PROVIDED DATA:
[start]

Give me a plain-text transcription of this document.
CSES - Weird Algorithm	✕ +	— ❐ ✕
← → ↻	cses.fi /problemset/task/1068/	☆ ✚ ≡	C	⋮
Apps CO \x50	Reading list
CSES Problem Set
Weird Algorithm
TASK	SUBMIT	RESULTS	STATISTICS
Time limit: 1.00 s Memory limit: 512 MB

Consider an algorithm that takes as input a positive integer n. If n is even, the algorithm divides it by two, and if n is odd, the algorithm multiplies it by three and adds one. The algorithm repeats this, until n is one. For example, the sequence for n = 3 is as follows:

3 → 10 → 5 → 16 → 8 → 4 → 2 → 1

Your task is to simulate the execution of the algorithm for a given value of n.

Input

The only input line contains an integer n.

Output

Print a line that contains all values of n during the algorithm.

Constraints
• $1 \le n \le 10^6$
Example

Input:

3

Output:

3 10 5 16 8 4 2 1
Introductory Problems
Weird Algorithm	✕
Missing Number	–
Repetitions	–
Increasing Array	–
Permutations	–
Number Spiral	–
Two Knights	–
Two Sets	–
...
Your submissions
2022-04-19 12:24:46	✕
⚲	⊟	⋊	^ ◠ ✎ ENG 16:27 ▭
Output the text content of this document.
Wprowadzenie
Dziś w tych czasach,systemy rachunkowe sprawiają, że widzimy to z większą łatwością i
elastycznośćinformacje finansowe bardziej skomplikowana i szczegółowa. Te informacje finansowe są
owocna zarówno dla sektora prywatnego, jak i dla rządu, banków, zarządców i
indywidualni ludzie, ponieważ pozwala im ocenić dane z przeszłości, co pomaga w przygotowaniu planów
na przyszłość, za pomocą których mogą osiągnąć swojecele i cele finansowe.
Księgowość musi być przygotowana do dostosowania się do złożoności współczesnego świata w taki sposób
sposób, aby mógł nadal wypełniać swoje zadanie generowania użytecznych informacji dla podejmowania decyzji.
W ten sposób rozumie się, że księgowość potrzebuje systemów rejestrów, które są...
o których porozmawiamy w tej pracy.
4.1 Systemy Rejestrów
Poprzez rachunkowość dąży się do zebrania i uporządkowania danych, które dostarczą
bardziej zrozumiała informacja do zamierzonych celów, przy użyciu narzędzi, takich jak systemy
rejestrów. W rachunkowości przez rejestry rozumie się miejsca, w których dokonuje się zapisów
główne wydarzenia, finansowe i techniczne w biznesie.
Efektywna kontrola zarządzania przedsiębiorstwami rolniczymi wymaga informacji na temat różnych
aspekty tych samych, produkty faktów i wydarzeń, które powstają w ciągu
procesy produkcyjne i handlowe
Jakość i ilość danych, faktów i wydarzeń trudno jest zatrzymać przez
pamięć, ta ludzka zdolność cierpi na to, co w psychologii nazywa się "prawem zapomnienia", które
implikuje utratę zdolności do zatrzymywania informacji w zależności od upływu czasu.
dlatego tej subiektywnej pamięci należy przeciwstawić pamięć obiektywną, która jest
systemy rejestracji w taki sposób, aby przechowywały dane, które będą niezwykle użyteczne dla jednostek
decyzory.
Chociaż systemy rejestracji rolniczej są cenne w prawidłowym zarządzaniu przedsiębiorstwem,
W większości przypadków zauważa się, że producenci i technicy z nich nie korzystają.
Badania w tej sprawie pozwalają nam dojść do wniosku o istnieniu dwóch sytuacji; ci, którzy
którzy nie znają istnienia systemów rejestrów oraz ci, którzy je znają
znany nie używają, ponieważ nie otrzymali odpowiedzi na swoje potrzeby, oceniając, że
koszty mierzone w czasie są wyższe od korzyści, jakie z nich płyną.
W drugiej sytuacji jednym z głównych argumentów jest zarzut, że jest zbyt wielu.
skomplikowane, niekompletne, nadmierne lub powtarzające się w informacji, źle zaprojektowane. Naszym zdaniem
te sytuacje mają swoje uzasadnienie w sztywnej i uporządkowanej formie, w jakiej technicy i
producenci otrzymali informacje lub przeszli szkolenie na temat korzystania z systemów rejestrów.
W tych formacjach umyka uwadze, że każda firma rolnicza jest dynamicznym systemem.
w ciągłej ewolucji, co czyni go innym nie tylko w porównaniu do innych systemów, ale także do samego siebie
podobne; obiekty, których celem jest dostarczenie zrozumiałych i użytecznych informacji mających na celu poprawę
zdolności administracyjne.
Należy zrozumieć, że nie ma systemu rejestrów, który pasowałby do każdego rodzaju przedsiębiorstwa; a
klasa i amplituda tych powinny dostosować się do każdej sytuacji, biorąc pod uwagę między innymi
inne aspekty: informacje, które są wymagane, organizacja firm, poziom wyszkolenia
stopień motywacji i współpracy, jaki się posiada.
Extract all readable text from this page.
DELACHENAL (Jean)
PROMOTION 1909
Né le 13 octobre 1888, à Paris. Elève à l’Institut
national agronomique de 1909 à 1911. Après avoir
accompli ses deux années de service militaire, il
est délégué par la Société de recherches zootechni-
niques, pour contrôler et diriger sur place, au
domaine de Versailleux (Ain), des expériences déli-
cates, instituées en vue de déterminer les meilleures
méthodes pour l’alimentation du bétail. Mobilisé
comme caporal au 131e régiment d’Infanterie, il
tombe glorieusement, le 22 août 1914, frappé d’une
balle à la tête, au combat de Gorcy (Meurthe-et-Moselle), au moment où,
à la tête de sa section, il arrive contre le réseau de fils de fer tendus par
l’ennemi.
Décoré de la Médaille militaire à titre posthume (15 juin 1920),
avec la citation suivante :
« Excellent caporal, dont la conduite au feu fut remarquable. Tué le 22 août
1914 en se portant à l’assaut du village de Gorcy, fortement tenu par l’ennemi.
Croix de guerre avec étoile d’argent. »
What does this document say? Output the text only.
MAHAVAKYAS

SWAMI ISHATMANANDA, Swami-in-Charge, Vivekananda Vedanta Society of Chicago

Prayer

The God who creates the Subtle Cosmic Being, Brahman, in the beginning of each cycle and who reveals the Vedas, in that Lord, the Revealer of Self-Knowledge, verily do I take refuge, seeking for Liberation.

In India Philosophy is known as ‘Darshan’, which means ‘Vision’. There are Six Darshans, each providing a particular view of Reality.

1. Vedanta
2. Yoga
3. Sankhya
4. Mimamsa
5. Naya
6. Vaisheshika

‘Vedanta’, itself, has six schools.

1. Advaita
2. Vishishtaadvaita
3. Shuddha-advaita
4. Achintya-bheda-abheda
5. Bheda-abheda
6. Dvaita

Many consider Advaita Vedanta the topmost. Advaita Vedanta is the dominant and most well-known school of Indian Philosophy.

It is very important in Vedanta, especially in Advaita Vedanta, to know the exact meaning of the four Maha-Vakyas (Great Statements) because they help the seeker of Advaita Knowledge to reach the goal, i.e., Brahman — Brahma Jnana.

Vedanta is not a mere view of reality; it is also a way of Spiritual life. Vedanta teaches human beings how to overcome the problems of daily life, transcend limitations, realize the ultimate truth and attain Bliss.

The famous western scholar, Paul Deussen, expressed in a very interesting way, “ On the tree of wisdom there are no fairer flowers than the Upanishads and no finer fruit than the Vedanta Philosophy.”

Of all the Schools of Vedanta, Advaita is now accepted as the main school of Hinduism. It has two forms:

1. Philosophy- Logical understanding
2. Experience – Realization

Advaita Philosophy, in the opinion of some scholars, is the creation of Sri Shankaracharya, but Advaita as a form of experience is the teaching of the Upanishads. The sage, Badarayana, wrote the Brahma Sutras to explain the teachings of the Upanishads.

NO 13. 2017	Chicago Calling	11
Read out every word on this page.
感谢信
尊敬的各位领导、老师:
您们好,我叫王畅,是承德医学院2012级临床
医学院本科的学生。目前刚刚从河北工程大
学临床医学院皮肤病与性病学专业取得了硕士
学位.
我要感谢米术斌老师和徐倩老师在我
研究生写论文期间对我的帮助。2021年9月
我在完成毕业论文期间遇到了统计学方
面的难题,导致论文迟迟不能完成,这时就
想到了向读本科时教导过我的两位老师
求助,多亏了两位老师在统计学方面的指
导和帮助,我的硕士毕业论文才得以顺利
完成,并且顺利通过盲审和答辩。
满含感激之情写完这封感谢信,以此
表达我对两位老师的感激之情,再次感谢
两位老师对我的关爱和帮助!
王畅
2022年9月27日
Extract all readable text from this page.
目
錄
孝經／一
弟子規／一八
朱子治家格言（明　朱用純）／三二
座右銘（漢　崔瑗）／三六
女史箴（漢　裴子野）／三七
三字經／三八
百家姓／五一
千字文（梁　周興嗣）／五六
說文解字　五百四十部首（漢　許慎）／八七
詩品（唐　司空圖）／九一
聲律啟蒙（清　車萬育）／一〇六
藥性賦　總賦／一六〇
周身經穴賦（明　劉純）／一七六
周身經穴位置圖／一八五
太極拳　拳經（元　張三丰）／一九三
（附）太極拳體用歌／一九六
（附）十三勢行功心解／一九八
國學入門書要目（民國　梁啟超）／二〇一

[end]

DIRECTION: Report how many lines of the data contain the word "integer", using the number alone.

FULL ANSWER: 2